#### TASK TO CARRY OUT:
Only a number is expected: how many lines in the data below contain the word "recognition".

#### DATA RECORDS:
--*--
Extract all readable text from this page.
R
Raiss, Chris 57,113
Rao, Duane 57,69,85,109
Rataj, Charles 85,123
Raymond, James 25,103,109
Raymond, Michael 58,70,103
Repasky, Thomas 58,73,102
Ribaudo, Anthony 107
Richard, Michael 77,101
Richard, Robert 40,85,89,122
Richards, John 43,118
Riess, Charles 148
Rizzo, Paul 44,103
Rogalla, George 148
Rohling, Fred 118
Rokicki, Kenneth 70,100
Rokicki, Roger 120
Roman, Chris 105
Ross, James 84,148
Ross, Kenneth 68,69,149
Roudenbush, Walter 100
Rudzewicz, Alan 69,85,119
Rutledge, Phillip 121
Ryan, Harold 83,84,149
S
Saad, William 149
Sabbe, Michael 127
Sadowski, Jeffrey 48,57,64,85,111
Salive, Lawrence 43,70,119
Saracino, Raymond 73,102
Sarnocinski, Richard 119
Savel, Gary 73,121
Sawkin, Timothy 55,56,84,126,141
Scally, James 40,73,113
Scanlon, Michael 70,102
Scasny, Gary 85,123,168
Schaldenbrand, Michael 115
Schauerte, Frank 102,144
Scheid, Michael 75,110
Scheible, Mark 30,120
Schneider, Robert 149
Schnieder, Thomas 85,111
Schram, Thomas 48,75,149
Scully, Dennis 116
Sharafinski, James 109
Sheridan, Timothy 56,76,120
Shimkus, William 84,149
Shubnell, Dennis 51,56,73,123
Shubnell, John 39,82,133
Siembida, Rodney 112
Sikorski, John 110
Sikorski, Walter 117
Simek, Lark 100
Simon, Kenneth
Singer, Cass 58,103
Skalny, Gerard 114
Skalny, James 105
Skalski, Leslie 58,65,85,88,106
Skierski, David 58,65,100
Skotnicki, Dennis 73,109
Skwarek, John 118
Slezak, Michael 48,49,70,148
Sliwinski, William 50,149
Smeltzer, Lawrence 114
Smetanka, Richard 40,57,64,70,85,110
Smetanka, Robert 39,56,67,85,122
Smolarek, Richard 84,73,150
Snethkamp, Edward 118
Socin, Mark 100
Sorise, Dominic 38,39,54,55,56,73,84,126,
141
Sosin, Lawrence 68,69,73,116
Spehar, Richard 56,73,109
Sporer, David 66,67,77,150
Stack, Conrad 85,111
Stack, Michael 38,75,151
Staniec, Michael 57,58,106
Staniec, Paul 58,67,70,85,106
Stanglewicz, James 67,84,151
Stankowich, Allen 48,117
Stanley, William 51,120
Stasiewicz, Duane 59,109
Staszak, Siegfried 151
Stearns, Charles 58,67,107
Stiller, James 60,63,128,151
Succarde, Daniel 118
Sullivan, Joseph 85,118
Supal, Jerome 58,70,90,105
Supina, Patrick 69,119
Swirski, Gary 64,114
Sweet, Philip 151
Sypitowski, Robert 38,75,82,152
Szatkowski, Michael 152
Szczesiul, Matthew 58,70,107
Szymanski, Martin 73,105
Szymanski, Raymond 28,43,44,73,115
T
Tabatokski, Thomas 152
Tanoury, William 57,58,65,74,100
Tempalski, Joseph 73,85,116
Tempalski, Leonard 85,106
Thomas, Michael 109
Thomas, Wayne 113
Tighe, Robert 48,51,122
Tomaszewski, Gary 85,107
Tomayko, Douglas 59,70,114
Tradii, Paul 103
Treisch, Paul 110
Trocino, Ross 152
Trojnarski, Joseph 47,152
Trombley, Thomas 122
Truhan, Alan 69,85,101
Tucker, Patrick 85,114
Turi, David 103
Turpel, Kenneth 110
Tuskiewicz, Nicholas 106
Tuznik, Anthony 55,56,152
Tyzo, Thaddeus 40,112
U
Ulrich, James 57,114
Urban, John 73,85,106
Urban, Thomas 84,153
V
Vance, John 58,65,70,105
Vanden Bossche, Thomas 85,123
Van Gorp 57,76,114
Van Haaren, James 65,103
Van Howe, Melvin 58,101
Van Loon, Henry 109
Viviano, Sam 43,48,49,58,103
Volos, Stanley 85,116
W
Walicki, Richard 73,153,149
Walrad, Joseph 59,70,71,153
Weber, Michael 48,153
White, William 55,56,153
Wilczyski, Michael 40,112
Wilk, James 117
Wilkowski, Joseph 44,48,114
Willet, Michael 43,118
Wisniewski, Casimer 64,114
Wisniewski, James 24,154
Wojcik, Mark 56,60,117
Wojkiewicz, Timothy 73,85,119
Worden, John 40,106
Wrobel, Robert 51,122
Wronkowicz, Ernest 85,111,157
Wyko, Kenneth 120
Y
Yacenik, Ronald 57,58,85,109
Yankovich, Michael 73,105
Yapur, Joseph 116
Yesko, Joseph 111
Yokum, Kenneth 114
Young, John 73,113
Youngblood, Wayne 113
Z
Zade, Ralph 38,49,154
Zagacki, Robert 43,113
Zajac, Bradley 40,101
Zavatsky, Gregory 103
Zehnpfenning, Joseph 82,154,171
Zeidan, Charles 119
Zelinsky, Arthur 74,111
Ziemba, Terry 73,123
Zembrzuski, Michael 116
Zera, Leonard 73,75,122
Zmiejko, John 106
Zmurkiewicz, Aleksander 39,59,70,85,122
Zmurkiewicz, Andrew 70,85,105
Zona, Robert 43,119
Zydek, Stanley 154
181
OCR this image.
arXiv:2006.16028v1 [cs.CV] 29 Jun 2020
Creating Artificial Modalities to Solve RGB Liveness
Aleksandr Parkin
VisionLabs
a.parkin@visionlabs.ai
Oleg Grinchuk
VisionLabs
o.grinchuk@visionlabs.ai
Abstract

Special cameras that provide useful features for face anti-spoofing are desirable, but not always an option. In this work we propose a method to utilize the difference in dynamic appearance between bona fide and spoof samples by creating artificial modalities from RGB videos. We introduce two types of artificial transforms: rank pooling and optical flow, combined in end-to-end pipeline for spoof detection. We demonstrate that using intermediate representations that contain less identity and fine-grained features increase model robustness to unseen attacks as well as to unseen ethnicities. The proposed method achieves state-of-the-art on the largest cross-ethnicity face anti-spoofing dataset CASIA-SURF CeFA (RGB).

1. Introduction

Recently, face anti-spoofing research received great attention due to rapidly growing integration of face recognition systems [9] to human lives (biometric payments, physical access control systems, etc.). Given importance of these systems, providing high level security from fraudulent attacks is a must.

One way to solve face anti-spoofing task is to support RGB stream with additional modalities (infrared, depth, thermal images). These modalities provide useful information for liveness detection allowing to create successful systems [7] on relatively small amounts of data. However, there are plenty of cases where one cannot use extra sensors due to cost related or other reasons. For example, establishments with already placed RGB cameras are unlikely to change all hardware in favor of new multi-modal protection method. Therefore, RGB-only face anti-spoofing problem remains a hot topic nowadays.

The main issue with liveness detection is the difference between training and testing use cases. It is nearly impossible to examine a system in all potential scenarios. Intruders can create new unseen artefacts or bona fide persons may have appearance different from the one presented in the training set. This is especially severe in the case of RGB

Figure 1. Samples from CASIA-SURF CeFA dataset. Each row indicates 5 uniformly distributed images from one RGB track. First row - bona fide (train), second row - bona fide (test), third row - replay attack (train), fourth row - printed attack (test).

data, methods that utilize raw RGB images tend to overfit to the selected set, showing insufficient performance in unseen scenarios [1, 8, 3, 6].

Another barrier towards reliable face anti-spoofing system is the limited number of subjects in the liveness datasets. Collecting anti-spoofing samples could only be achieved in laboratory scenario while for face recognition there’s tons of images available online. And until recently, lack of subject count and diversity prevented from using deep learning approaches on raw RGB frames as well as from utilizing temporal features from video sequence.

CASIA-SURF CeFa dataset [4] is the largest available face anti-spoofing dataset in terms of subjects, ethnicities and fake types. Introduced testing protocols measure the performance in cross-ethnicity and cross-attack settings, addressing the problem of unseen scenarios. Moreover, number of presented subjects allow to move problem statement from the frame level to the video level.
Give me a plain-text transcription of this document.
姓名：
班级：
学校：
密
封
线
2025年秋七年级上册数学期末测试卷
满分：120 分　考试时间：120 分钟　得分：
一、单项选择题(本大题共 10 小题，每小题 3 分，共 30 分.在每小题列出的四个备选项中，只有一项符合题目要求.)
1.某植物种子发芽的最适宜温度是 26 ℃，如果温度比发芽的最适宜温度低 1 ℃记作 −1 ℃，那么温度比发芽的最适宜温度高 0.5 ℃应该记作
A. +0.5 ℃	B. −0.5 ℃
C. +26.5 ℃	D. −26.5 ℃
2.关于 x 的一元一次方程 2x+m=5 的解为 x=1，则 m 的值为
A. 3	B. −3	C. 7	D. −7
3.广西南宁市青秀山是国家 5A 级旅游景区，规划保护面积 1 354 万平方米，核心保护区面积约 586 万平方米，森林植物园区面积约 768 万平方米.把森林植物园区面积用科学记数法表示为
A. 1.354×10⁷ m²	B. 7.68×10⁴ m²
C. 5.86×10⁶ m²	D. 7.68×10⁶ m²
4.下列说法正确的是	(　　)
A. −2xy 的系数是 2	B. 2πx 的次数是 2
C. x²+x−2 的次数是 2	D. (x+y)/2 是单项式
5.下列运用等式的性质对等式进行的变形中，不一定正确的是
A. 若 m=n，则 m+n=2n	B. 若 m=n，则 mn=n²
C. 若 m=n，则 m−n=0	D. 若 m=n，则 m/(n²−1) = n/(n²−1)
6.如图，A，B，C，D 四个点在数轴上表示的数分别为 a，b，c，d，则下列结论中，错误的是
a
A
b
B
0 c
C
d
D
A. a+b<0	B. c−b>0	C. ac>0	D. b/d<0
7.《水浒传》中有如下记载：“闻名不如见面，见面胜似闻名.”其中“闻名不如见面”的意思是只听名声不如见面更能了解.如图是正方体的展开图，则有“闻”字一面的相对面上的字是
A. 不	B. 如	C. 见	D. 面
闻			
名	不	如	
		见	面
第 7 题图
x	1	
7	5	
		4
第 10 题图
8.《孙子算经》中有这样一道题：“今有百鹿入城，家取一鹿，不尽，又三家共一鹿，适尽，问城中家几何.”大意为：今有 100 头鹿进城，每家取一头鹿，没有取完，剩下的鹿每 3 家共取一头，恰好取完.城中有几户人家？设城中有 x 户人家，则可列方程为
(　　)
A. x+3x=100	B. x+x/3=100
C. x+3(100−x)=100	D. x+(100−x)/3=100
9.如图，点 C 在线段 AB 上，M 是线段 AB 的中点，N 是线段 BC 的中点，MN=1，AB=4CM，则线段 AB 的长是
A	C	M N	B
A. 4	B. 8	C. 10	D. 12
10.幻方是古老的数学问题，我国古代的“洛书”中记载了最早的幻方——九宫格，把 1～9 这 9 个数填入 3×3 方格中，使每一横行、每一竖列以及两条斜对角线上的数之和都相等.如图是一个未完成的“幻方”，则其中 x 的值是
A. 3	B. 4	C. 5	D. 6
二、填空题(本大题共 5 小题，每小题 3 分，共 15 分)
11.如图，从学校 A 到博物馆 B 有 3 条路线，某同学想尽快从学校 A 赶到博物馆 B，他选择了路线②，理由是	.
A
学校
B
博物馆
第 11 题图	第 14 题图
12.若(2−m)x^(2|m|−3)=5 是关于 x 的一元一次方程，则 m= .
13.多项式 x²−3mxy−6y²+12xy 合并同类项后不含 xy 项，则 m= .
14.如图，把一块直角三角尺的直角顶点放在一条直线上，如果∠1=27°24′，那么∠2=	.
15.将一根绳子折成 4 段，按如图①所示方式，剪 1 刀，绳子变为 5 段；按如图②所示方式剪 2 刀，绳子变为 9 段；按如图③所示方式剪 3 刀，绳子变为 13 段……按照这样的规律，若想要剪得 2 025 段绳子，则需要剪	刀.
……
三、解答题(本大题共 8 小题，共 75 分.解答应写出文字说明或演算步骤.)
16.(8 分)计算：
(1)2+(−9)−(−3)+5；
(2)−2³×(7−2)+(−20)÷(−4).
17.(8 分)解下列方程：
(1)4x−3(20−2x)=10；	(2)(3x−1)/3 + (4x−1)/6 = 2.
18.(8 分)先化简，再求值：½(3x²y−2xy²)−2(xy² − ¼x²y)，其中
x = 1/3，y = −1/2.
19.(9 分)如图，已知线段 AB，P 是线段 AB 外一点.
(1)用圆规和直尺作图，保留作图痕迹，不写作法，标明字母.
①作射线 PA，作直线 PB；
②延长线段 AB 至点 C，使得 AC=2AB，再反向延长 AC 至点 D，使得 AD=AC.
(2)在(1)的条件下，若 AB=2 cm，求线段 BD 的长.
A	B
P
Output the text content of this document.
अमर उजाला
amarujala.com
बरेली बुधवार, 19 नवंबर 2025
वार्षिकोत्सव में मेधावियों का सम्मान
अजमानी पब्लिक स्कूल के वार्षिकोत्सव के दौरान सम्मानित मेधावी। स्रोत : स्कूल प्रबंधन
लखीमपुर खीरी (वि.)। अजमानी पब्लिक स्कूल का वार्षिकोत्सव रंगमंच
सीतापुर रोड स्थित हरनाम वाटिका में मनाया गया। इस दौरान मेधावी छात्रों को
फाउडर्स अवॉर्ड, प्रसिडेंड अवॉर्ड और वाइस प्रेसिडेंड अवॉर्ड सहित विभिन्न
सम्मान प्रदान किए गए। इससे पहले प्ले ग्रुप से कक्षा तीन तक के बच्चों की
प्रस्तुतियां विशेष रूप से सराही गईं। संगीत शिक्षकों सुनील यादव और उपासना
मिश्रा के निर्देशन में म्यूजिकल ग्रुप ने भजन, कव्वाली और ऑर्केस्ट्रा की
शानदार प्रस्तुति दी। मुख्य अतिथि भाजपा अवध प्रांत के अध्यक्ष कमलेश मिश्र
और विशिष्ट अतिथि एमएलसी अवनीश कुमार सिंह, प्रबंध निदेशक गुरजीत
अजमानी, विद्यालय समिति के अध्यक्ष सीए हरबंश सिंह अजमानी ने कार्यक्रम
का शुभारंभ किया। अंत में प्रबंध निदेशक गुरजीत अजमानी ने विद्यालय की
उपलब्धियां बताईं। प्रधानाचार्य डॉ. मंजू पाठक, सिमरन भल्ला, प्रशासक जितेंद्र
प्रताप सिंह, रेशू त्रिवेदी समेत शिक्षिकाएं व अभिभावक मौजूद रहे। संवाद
--*--
#### WRITTEN SOLUTION:
2